-- start --

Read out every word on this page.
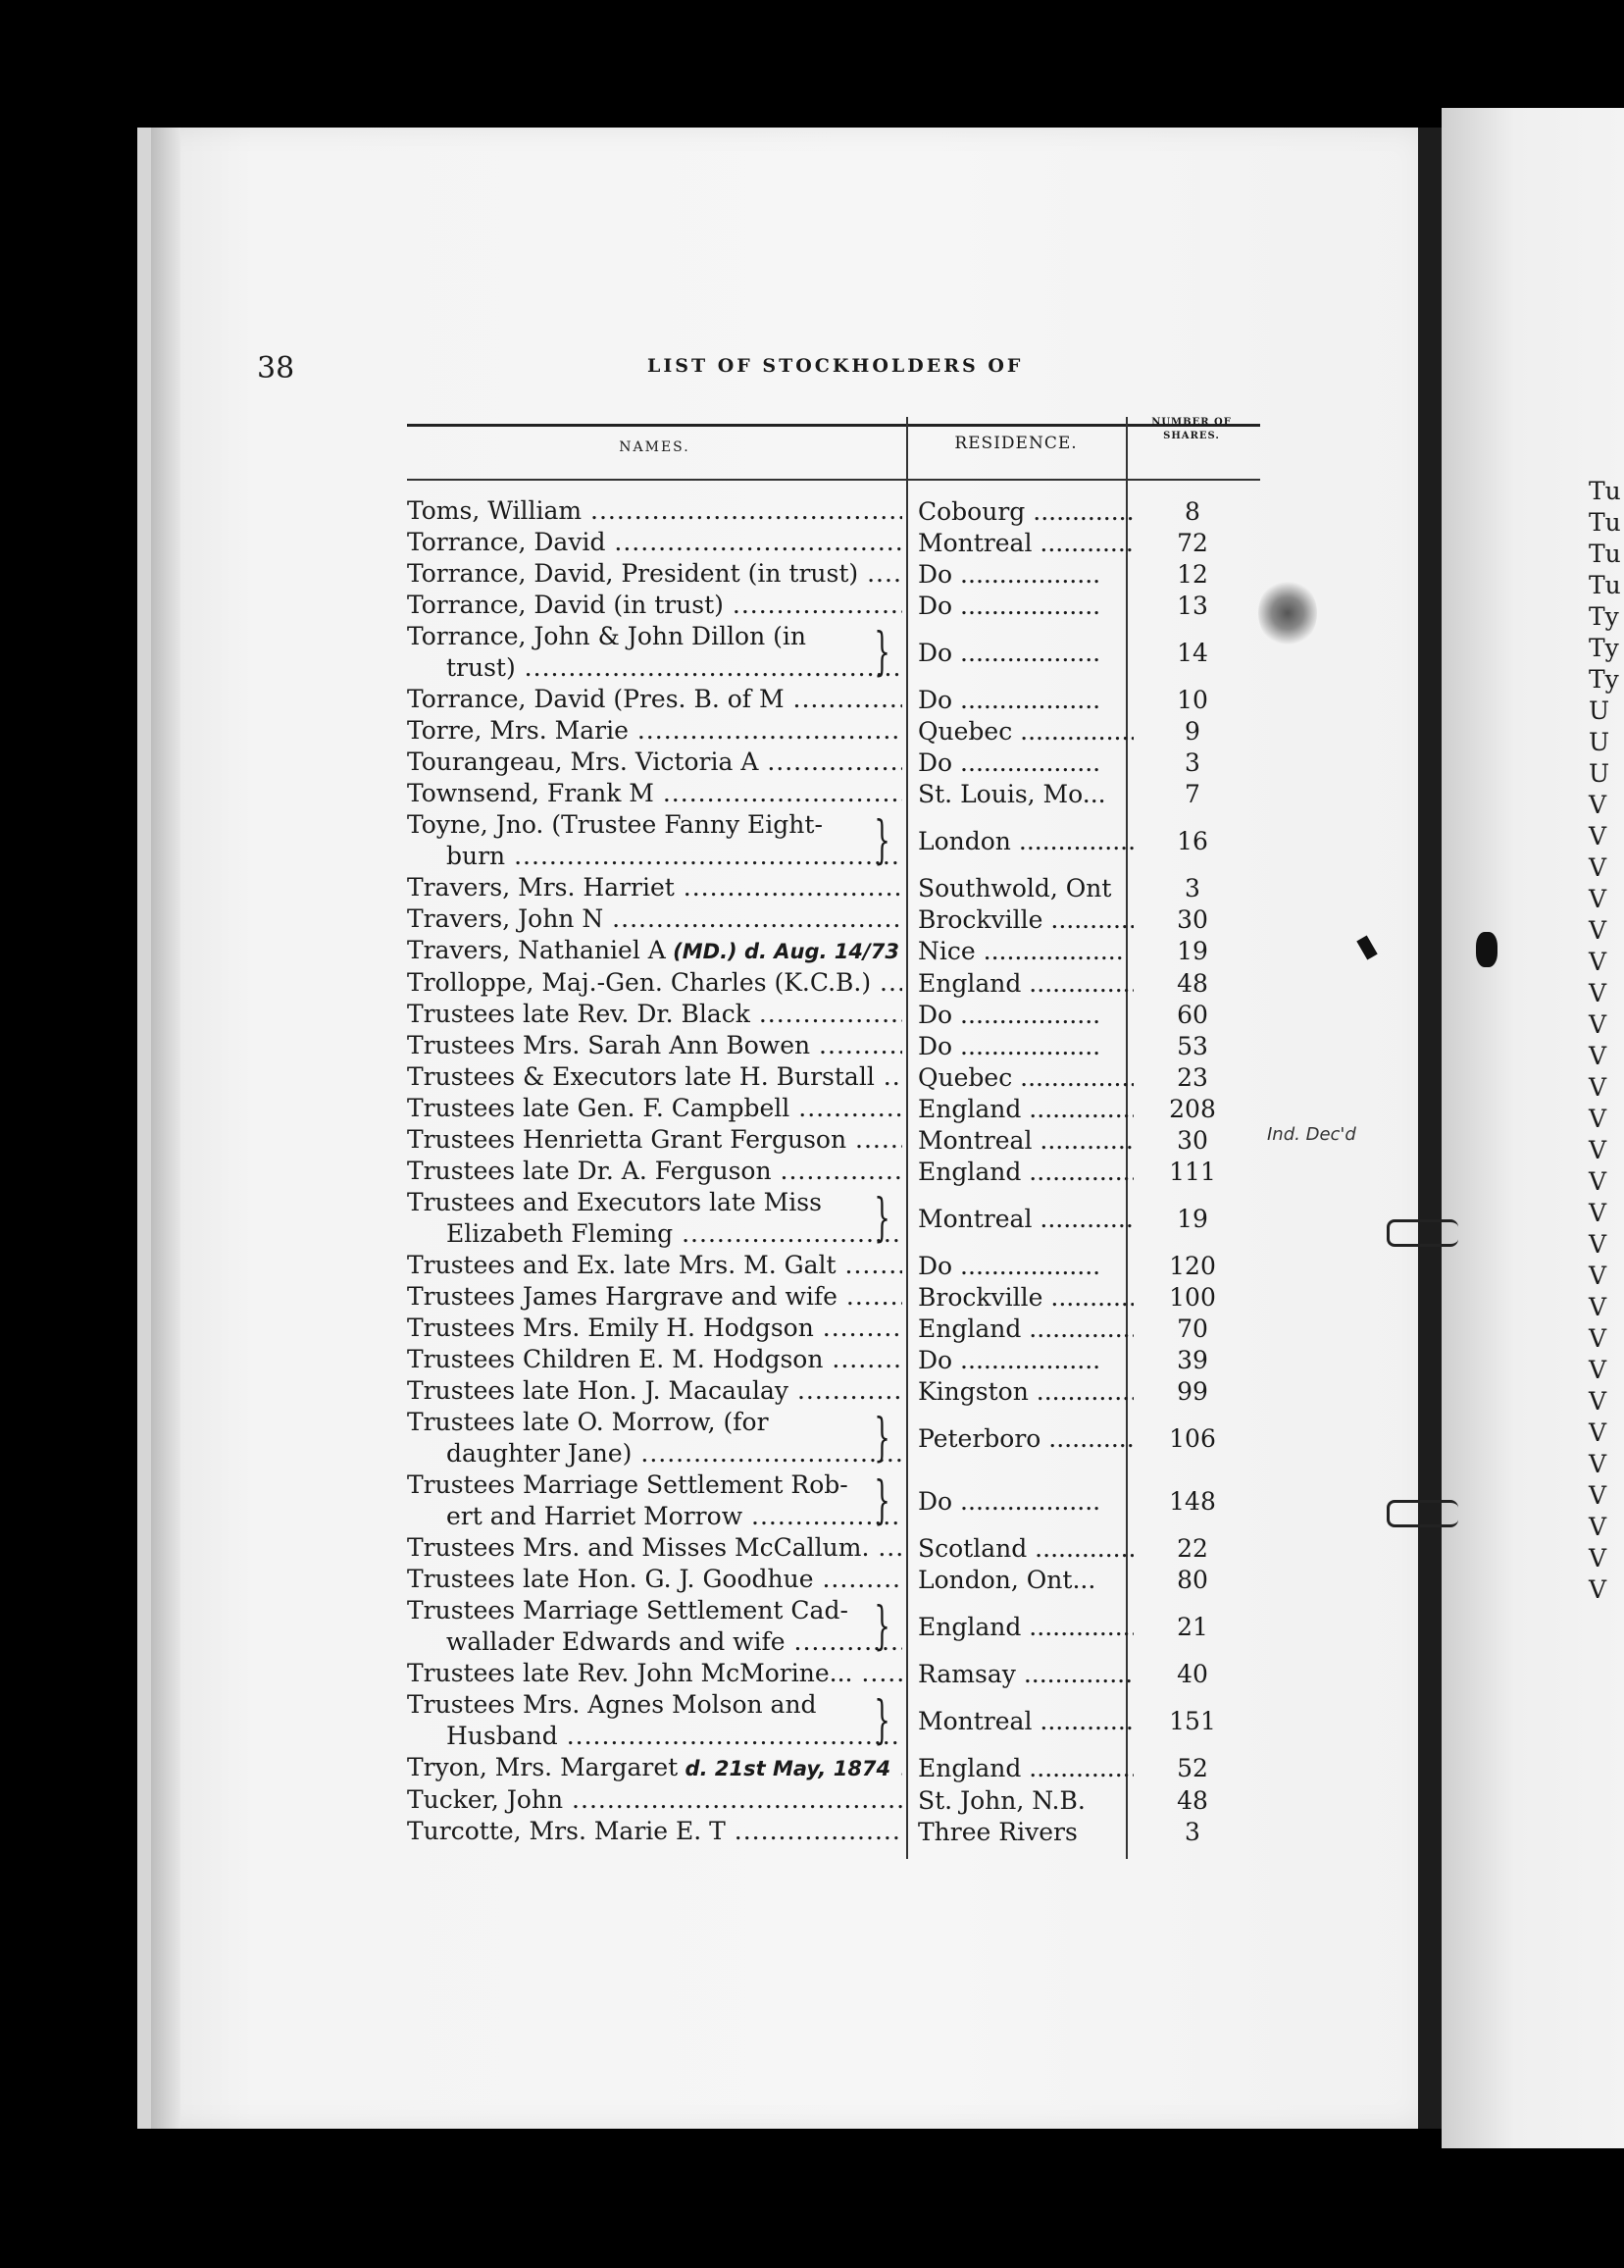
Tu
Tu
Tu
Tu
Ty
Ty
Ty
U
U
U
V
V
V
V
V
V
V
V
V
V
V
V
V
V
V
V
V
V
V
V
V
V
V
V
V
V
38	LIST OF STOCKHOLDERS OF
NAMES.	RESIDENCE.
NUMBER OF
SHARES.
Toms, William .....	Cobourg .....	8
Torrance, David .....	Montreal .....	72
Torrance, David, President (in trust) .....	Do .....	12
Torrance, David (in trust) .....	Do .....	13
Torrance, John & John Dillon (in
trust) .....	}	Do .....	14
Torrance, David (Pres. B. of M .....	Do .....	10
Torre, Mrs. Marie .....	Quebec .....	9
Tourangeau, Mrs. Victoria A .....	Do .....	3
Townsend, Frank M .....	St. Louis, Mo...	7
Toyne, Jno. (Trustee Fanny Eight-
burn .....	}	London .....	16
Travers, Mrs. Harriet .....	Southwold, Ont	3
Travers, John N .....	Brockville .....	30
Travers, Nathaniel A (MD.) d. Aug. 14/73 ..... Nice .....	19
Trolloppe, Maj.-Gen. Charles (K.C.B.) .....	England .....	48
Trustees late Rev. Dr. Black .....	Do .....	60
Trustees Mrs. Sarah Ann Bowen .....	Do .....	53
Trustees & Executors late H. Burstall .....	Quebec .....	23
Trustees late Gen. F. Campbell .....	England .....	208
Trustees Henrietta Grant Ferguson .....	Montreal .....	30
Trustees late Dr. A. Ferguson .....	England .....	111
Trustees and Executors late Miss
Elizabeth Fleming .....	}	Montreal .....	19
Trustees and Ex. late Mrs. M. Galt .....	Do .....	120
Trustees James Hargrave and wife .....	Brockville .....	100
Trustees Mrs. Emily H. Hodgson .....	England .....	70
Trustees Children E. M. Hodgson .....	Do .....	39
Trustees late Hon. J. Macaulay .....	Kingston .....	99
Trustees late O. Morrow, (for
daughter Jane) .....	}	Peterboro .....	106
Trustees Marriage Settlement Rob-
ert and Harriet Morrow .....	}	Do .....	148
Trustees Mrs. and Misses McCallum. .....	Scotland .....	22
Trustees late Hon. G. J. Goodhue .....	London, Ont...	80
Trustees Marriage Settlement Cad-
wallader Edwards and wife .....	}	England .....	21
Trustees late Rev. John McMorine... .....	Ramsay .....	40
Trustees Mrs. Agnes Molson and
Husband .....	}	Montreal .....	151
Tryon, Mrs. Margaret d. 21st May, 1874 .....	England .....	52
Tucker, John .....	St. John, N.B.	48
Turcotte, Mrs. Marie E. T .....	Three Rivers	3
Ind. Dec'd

-- end --
-- start --

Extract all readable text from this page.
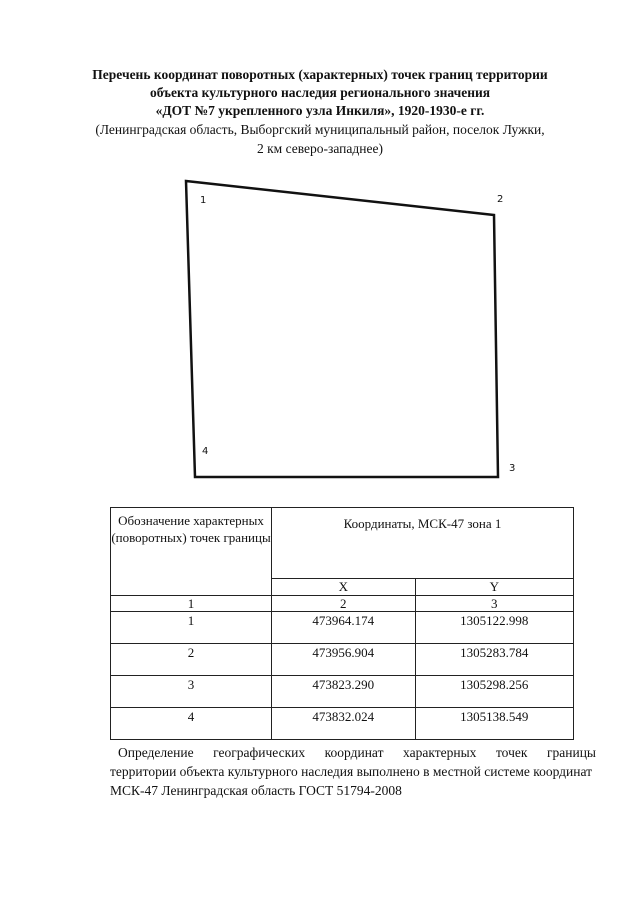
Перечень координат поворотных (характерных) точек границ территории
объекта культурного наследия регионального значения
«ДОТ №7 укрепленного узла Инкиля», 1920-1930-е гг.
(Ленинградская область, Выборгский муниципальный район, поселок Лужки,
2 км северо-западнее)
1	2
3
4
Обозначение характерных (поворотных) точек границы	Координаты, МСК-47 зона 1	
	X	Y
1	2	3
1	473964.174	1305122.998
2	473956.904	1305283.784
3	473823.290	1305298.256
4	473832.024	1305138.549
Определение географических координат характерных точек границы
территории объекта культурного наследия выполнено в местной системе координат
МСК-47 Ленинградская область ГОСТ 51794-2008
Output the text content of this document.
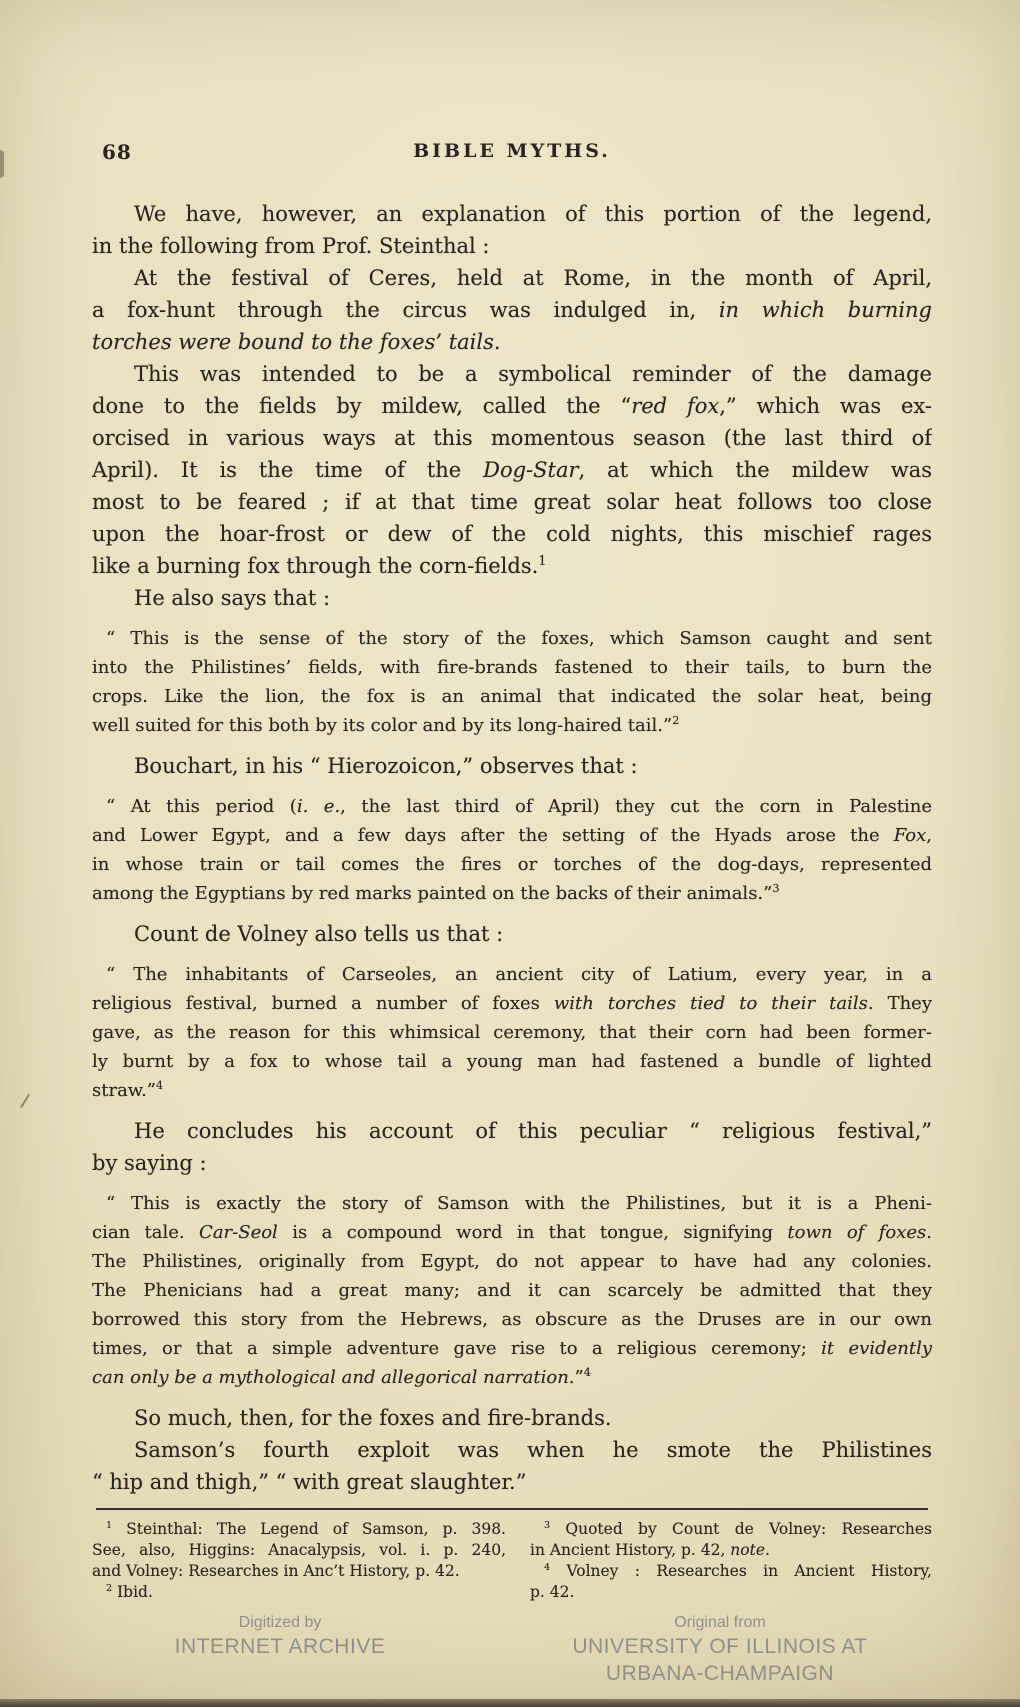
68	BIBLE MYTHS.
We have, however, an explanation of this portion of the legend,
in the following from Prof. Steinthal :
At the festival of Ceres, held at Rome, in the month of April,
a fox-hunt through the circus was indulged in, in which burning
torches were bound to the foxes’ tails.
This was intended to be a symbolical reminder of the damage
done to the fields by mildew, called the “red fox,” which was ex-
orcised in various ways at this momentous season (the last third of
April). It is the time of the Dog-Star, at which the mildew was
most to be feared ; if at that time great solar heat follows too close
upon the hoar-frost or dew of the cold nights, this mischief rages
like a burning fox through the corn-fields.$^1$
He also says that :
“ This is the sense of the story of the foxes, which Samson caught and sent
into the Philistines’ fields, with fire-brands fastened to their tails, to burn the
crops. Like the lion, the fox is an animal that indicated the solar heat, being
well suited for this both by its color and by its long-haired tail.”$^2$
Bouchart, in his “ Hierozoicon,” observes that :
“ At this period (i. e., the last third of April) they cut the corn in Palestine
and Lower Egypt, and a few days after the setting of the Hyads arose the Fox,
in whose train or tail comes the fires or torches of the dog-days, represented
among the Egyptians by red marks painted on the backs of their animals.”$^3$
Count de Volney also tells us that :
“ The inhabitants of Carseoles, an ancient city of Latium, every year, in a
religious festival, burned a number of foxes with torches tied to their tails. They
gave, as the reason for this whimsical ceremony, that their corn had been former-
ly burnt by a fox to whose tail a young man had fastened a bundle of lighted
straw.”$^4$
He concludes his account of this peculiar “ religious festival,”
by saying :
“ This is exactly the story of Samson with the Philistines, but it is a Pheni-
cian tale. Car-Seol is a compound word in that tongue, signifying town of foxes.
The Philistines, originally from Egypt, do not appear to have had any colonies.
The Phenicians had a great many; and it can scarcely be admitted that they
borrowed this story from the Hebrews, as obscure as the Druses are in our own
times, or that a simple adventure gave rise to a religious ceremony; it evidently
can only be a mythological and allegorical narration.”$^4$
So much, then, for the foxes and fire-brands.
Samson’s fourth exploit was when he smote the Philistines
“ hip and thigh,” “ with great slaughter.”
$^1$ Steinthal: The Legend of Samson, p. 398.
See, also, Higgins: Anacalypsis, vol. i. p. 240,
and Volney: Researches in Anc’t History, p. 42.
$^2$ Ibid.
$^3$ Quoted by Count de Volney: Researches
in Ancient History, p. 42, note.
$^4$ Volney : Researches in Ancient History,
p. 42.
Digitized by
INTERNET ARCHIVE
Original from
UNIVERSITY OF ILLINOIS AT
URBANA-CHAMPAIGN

-- end --

§ TO DO: Take each line containing the string "History" and copy it out.

§ TASK SOLUTION:
and Volney: Researches in Anc’t History, p. 42.
in Ancient History, p. 42, note.
$^4$ Volney : Researches in Ancient History,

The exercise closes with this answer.